- [REQUIRED ACTION]
Examine the entries and show every line in which the word "mRNA" is found.

Figure record extracts
===

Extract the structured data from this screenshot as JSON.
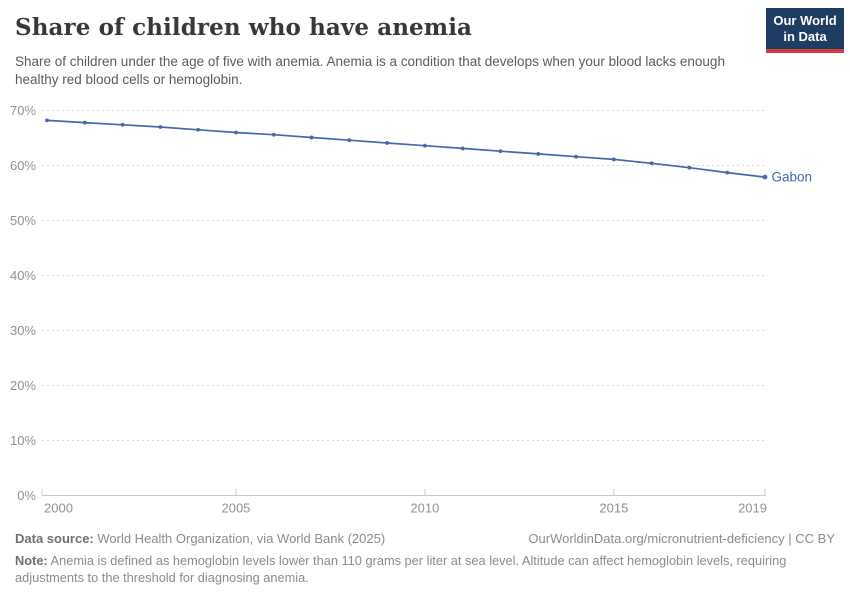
{
  "header": {
    "title": "Share of children who have anemia",
    "subtitle": "Share of children under the age of five with anemia. Anemia is a condition that develops when your blood lacks enough healthy red blood cells or hemoglobin.",
    "logo": {
      "line1": "Our World",
      "line2": "in Data",
      "bg_color": "#1d3d63",
      "accent_color": "#d43a3d"
    }
  },
  "chart_data": {
    "type": "line",
    "title": "Share of children who have anemia",
    "xlabel": "",
    "ylabel": "",
    "xlim": [
      2000,
      2019
    ],
    "ylim": [
      0,
      70
    ],
    "grid": "horizontal-dashed",
    "legend_position": "end-of-line-label",
    "x_ticks": [
      2000,
      2005,
      2010,
      2015,
      2019
    ],
    "y_ticks": [
      0,
      10,
      20,
      30,
      40,
      50,
      60,
      70
    ],
    "y_tick_suffix": "%",
    "x": [
      2000,
      2001,
      2002,
      2003,
      2004,
      2005,
      2006,
      2007,
      2008,
      2009,
      2010,
      2011,
      2012,
      2013,
      2014,
      2015,
      2016,
      2017,
      2018,
      2019
    ],
    "series": [
      {
        "name": "Gabon",
        "color": "#4468a8",
        "values": [
          68.2,
          67.8,
          67.4,
          67.0,
          66.5,
          66.0,
          65.6,
          65.1,
          64.6,
          64.1,
          63.6,
          63.1,
          62.6,
          62.1,
          61.6,
          61.1,
          60.4,
          59.6,
          58.7,
          57.9
        ]
      }
    ],
    "colors": {
      "gridline": "#d8d8d8",
      "axis_line": "#c8c8c8",
      "tick_label": "#929292"
    }
  },
  "footer": {
    "source_label": "Data source:",
    "source_text": " World Health Organization, via World Bank (2025)",
    "link_text": "OurWorldinData.org/micronutrient-deficiency | CC BY",
    "note_label": "Note:",
    "note_text": " Anemia is defined as hemoglobin levels lower than 110 grams per liter at sea level. Altitude can affect hemoglobin levels, requiring adjustments to the threshold for diagnosing anemia."
  }
}
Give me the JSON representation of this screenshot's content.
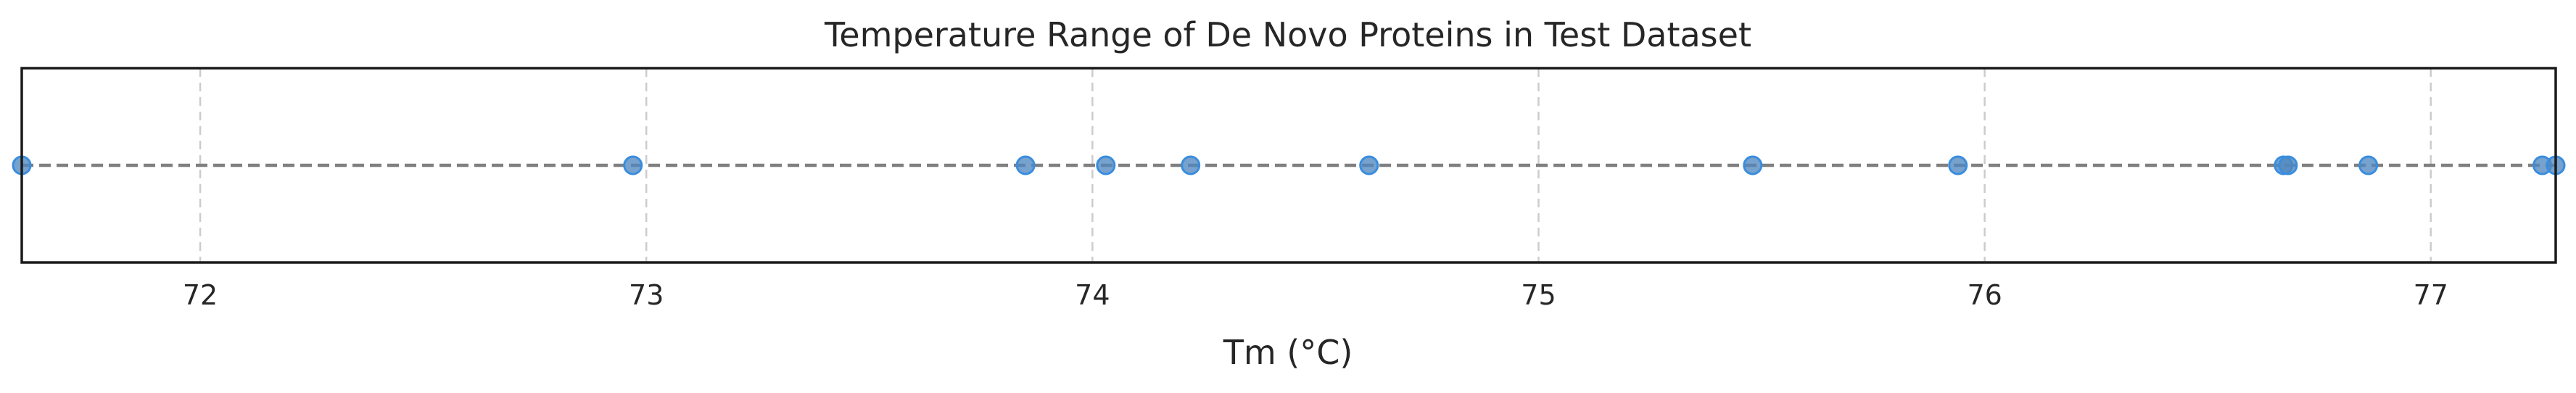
{
  "chart_data": {
    "type": "scatter",
    "title": "Temperature Range of De Novo Proteins in Test Dataset",
    "xlabel": "Tm (°C)",
    "ylabel": "",
    "xlim": [
      71.6,
      77.28
    ],
    "ylim": [
      -1,
      1
    ],
    "xticks": [
      72,
      73,
      74,
      75,
      76,
      77
    ],
    "grid": "x-dashed",
    "legend": "none",
    "reference_line_y": 0,
    "x": [
      71.6,
      72.97,
      73.85,
      74.03,
      74.22,
      74.62,
      75.48,
      75.94,
      76.67,
      76.68,
      76.86,
      77.25,
      77.28
    ],
    "y": [
      0,
      0,
      0,
      0,
      0,
      0,
      0,
      0,
      0,
      0,
      0,
      0,
      0
    ],
    "colors": {
      "point_fill": "#4f88bf",
      "point_edge": "#3a8dde",
      "reference_line": "#808080",
      "frame": "#1a1a1a",
      "grid": "#cccccc"
    }
  }
}
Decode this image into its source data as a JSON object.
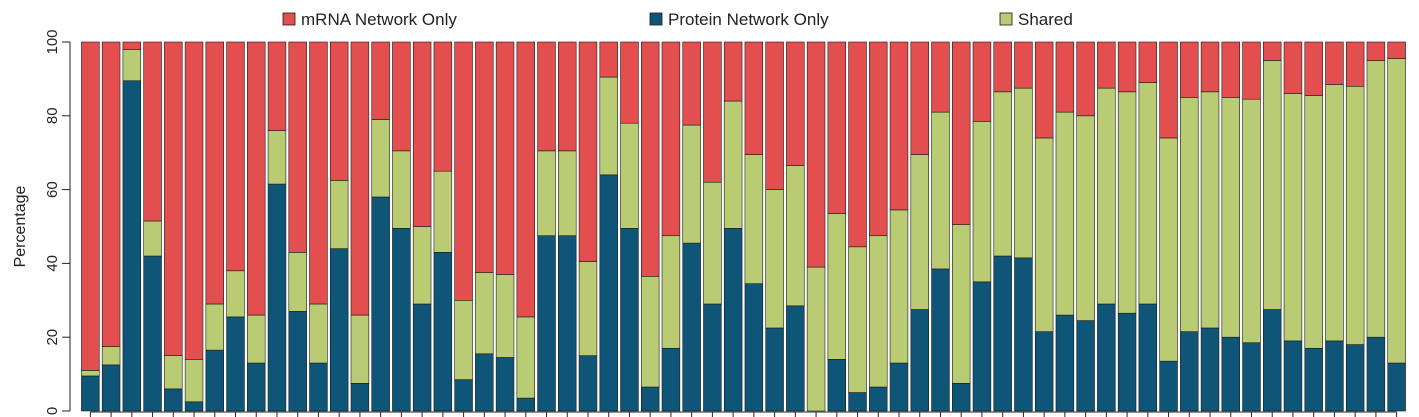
{
  "chart_data": {
    "type": "bar",
    "stacked": true,
    "title": "",
    "xlabel": "",
    "ylabel": "Percentage",
    "ylim": [
      0,
      100
    ],
    "yticks": [
      0,
      20,
      40,
      60,
      80,
      100
    ],
    "legend_position": "top",
    "grid": false,
    "colors": {
      "mRNA Network Only": "#e34f4f",
      "Protein Network Only": "#0f5577",
      "Shared": "#b9cc73"
    },
    "series": [
      {
        "name": "Protein Network Only",
        "values": [
          9.5,
          12.5,
          89.5,
          42,
          6,
          2.5,
          16.5,
          25.5,
          13,
          61.5,
          27,
          13,
          44,
          7.5,
          58,
          49.5,
          29,
          43,
          8.5,
          15.5,
          14.5,
          3.5,
          47.5,
          47.5,
          15,
          64,
          49.5,
          6.5,
          17,
          45.5,
          29,
          49.5,
          34.5,
          22.5,
          28.5,
          0,
          14,
          5,
          6.5,
          13,
          27.5,
          38.5,
          7.5,
          35,
          42,
          41.5,
          21.5,
          26,
          24.5,
          29,
          26.5,
          29,
          13.5,
          21.5,
          22.5,
          20,
          18.5,
          27.5,
          19,
          17,
          19,
          18,
          20,
          13
        ]
      },
      {
        "name": "Shared",
        "values": [
          1.5,
          5,
          8.5,
          9.5,
          9,
          11.5,
          12.5,
          12.5,
          13,
          14.5,
          16,
          16,
          18.5,
          18.5,
          21,
          21,
          21,
          22,
          21.5,
          22,
          22.5,
          22,
          23,
          23,
          25.5,
          26.5,
          28.5,
          30,
          30.5,
          32,
          33,
          34.5,
          35,
          37.5,
          38,
          39,
          39.5,
          39.5,
          41,
          41.5,
          42,
          42.5,
          43,
          43.5,
          44.5,
          46,
          52.5,
          55,
          55.5,
          58.5,
          60,
          60,
          60.5,
          63.5,
          64,
          65,
          66,
          67.5,
          67,
          68.5,
          69.5,
          70,
          75,
          82.5
        ]
      },
      {
        "name": "mRNA Network Only",
        "values": [
          89,
          82.5,
          2,
          48.5,
          85,
          86,
          71,
          62,
          74,
          24,
          57,
          71,
          37.5,
          74,
          21,
          29.5,
          50,
          35,
          70,
          62.5,
          63,
          74.5,
          29.5,
          29.5,
          59.5,
          9.5,
          22,
          63.5,
          52.5,
          22.5,
          38,
          16,
          30.5,
          40,
          33.5,
          61,
          46.5,
          55.5,
          52.5,
          45.5,
          30.5,
          19,
          49.5,
          21.5,
          13.5,
          12.5,
          26,
          19,
          20,
          12.5,
          13.5,
          11,
          26,
          15,
          13.5,
          15,
          15.5,
          5,
          14,
          14.5,
          11.5,
          12,
          5,
          4.5
        ]
      }
    ]
  }
}
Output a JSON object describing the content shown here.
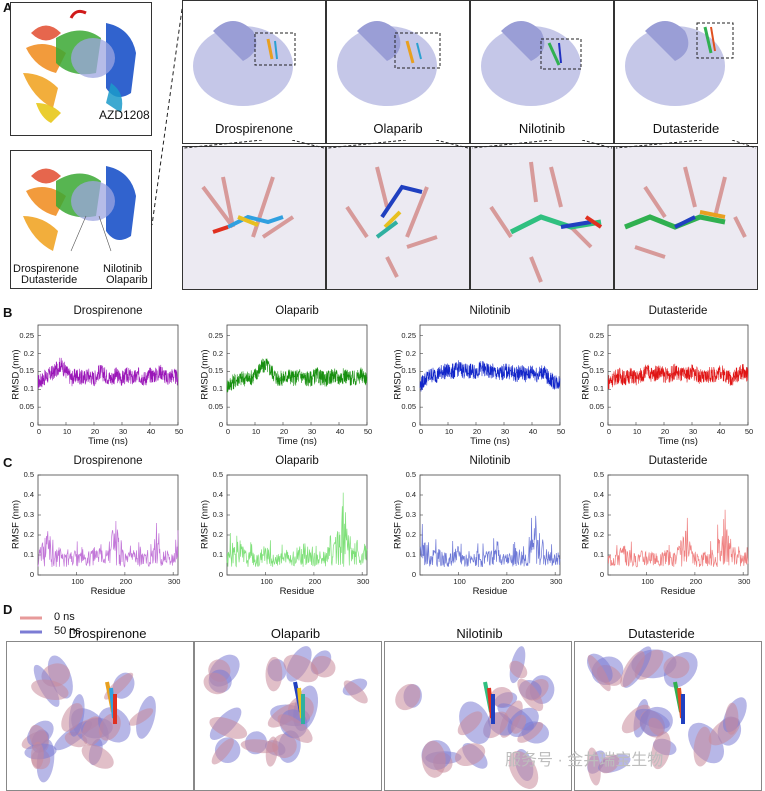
{
  "panels": {
    "A": "A",
    "B": "B",
    "C": "C",
    "D": "D"
  },
  "panelA": {
    "ligand_ref": "AZD1208",
    "overview_labels": {
      "left1": "Drospirenone",
      "left2": "Dutasteride",
      "right1": "Nilotinib",
      "right2": "Olaparib"
    },
    "drugs": [
      "Drospirenone",
      "Olaparib",
      "Nilotinib",
      "Dutasteride"
    ]
  },
  "colors": {
    "drospirenone": "#9a16b8",
    "olaparib": "#17900f",
    "nilotinib": "#1226c9",
    "dutasteride": "#e01515",
    "rmsf_drospirenone": "#c276d8",
    "rmsf_olaparib": "#7fe07a",
    "rmsf_nilotinib": "#6d78d6",
    "rmsf_dutasteride": "#ef8080",
    "legend_0ns": "#e79a9a",
    "legend_50ns": "#7c7cd4",
    "protein": "#a9acd8"
  },
  "panelB": {
    "ylabel": "RMSD (nm)",
    "xlabel": "Time (ns)",
    "yticks": [
      "0",
      "0.05",
      "0.1",
      "0.15",
      "0.2",
      "0.25"
    ],
    "xticks": [
      "0",
      "10",
      "20",
      "30",
      "40",
      "50"
    ]
  },
  "panelC": {
    "ylabel": "RMSF (nm)",
    "xlabel": "Residue",
    "yticks": [
      "0",
      "0.1",
      "0.2",
      "0.3",
      "0.4",
      "0.5"
    ],
    "xticks": [
      "100",
      "200",
      "300"
    ]
  },
  "panelD": {
    "legend": [
      "0 ns",
      "50 ns"
    ]
  },
  "watermark": "服务号 · 金井瑞宝生物",
  "chart_data": [
    {
      "type": "line",
      "title": "Drospirenone",
      "xlabel": "Time (ns)",
      "ylabel": "RMSD (nm)",
      "xlim": [
        0,
        50
      ],
      "ylim": [
        0,
        0.28
      ],
      "series": [
        {
          "name": "Drospirenone",
          "x": [
            0,
            2,
            4,
            6,
            8,
            10,
            12,
            14,
            16,
            18,
            20,
            22,
            24,
            26,
            28,
            30,
            32,
            34,
            36,
            38,
            40,
            42,
            44,
            46,
            48,
            50
          ],
          "values": [
            0.12,
            0.13,
            0.14,
            0.15,
            0.17,
            0.15,
            0.13,
            0.14,
            0.13,
            0.14,
            0.13,
            0.15,
            0.14,
            0.13,
            0.14,
            0.13,
            0.14,
            0.13,
            0.14,
            0.13,
            0.14,
            0.14,
            0.15,
            0.13,
            0.14,
            0.13
          ]
        }
      ]
    },
    {
      "type": "line",
      "title": "Olaparib",
      "xlabel": "Time (ns)",
      "ylabel": "RMSD (nm)",
      "xlim": [
        0,
        50
      ],
      "ylim": [
        0,
        0.28
      ],
      "series": [
        {
          "name": "Olaparib",
          "x": [
            0,
            2,
            4,
            6,
            8,
            10,
            12,
            14,
            16,
            18,
            20,
            22,
            24,
            26,
            28,
            30,
            32,
            34,
            36,
            38,
            40,
            42,
            44,
            46,
            48,
            50
          ],
          "values": [
            0.11,
            0.12,
            0.13,
            0.13,
            0.13,
            0.14,
            0.16,
            0.17,
            0.15,
            0.13,
            0.13,
            0.14,
            0.13,
            0.14,
            0.13,
            0.13,
            0.14,
            0.13,
            0.13,
            0.14,
            0.13,
            0.14,
            0.13,
            0.13,
            0.14,
            0.13
          ]
        }
      ]
    },
    {
      "type": "line",
      "title": "Nilotinib",
      "xlabel": "Time (ns)",
      "ylabel": "RMSD (nm)",
      "xlim": [
        0,
        50
      ],
      "ylim": [
        0,
        0.28
      ],
      "series": [
        {
          "name": "Nilotinib",
          "x": [
            0,
            2,
            4,
            6,
            8,
            10,
            12,
            14,
            16,
            18,
            20,
            22,
            24,
            26,
            28,
            30,
            32,
            34,
            36,
            38,
            40,
            42,
            44,
            46,
            48,
            50
          ],
          "values": [
            0.11,
            0.13,
            0.14,
            0.14,
            0.15,
            0.15,
            0.15,
            0.16,
            0.15,
            0.15,
            0.15,
            0.16,
            0.15,
            0.15,
            0.14,
            0.15,
            0.15,
            0.14,
            0.15,
            0.14,
            0.15,
            0.14,
            0.15,
            0.13,
            0.12,
            0.12
          ]
        }
      ]
    },
    {
      "type": "line",
      "title": "Dutasteride",
      "xlabel": "Time (ns)",
      "ylabel": "RMSD (nm)",
      "xlim": [
        0,
        50
      ],
      "ylim": [
        0,
        0.28
      ],
      "series": [
        {
          "name": "Dutasteride",
          "x": [
            0,
            2,
            4,
            6,
            8,
            10,
            12,
            14,
            16,
            18,
            20,
            22,
            24,
            26,
            28,
            30,
            32,
            34,
            36,
            38,
            40,
            42,
            44,
            46,
            48,
            50
          ],
          "values": [
            0.12,
            0.13,
            0.14,
            0.13,
            0.14,
            0.13,
            0.14,
            0.15,
            0.14,
            0.15,
            0.14,
            0.14,
            0.15,
            0.14,
            0.14,
            0.15,
            0.14,
            0.13,
            0.14,
            0.14,
            0.15,
            0.14,
            0.13,
            0.14,
            0.15,
            0.14
          ]
        }
      ]
    },
    {
      "type": "line",
      "title": "Drospirenone",
      "xlabel": "Residue",
      "ylabel": "RMSF (nm)",
      "xlim": [
        20,
        310
      ],
      "ylim": [
        0,
        0.5
      ],
      "series": [
        {
          "name": "Drospirenone",
          "x": [
            20,
            40,
            60,
            80,
            100,
            120,
            140,
            160,
            180,
            200,
            220,
            240,
            260,
            280,
            300,
            310
          ],
          "values": [
            0.06,
            0.22,
            0.12,
            0.08,
            0.1,
            0.07,
            0.12,
            0.09,
            0.28,
            0.07,
            0.1,
            0.08,
            0.17,
            0.11,
            0.07,
            0.13
          ]
        }
      ]
    },
    {
      "type": "line",
      "title": "Olaparib",
      "xlabel": "Residue",
      "ylabel": "RMSF (nm)",
      "xlim": [
        20,
        310
      ],
      "ylim": [
        0,
        0.5
      ],
      "series": [
        {
          "name": "Olaparib",
          "x": [
            20,
            40,
            60,
            80,
            100,
            120,
            140,
            160,
            180,
            200,
            220,
            240,
            260,
            280,
            300,
            310
          ],
          "values": [
            0.08,
            0.18,
            0.1,
            0.07,
            0.12,
            0.06,
            0.1,
            0.09,
            0.14,
            0.07,
            0.11,
            0.12,
            0.3,
            0.1,
            0.08,
            0.14
          ]
        }
      ]
    },
    {
      "type": "line",
      "title": "Nilotinib",
      "xlabel": "Residue",
      "ylabel": "RMSF (nm)",
      "xlim": [
        20,
        310
      ],
      "ylim": [
        0,
        0.5
      ],
      "series": [
        {
          "name": "Nilotinib",
          "x": [
            20,
            40,
            60,
            80,
            100,
            120,
            140,
            160,
            180,
            200,
            220,
            240,
            260,
            280,
            300,
            310
          ],
          "values": [
            0.2,
            0.13,
            0.1,
            0.07,
            0.12,
            0.06,
            0.09,
            0.08,
            0.15,
            0.06,
            0.12,
            0.09,
            0.24,
            0.11,
            0.07,
            0.11
          ]
        }
      ]
    },
    {
      "type": "line",
      "title": "Dutasteride",
      "xlabel": "Residue",
      "ylabel": "RMSF (nm)",
      "xlim": [
        20,
        310
      ],
      "ylim": [
        0,
        0.5
      ],
      "series": [
        {
          "name": "Dutasteride",
          "x": [
            20,
            40,
            60,
            80,
            100,
            120,
            140,
            160,
            180,
            200,
            220,
            240,
            260,
            280,
            300,
            310
          ],
          "values": [
            0.08,
            0.14,
            0.11,
            0.07,
            0.13,
            0.06,
            0.1,
            0.09,
            0.21,
            0.07,
            0.1,
            0.1,
            0.27,
            0.12,
            0.08,
            0.12
          ]
        }
      ]
    }
  ]
}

===

- [ANSWER FOR THIS EXERCISE]
      "mRNA Network Only": "#e34f4f",
        "name": "mRNA Network Only",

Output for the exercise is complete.